Data items

□ □ □ □ □

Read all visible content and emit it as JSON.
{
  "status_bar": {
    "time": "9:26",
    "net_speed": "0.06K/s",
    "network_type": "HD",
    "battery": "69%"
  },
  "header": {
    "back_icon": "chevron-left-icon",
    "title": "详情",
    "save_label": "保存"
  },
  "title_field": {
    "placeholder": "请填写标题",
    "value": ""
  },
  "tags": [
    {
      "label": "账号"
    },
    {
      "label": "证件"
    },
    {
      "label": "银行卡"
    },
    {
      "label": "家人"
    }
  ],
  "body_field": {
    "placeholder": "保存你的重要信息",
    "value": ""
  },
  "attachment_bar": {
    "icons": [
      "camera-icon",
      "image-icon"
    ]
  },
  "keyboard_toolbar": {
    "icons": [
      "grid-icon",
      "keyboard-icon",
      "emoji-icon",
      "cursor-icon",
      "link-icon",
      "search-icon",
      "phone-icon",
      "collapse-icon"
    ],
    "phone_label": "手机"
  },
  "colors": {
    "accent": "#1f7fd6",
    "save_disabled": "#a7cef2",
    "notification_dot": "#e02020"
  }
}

□ □ □ □ □

EXERCISE
Transcribe the entire listing above precisely.

THE REPLY
Read all visible content and emit it as JSON.
{
  "status_bar": {
    "time": "9:26",
    "net_speed": "0.06K/s",
    "network_type": "HD",
    "battery": "69%"
  },
  "header": {
    "back_icon": "chevron-left-icon",
    "title": "详情",
    "save_label": "保存"
  },
  "title_field": {
    "placeholder": "请填写标题",
    "value": ""
  },
  "tags": [
    {
      "label": "账号"
    },
    {
      "label": "证件"
    },
    {
      "label": "银行卡"
    },
    {
      "label": "家人"
    }
  ],
  "body_field": {
    "placeholder": "保存你的重要信息",
    "value": ""
  },
  "attachment_bar": {
    "icons": [
      "camera-icon",
      "image-icon"
    ]
  },
  "keyboard_toolbar": {
    "icons": [
      "grid-icon",
      "keyboard-icon",
      "emoji-icon",
      "cursor-icon",
      "link-icon",
      "search-icon",
      "phone-icon",
      "collapse-icon"
    ],
    "phone_label": "手机"
  },
  "colors": {
    "accent": "#1f7fd6",
    "save_disabled": "#a7cef2",
    "notification_dot": "#e02020"
  }
}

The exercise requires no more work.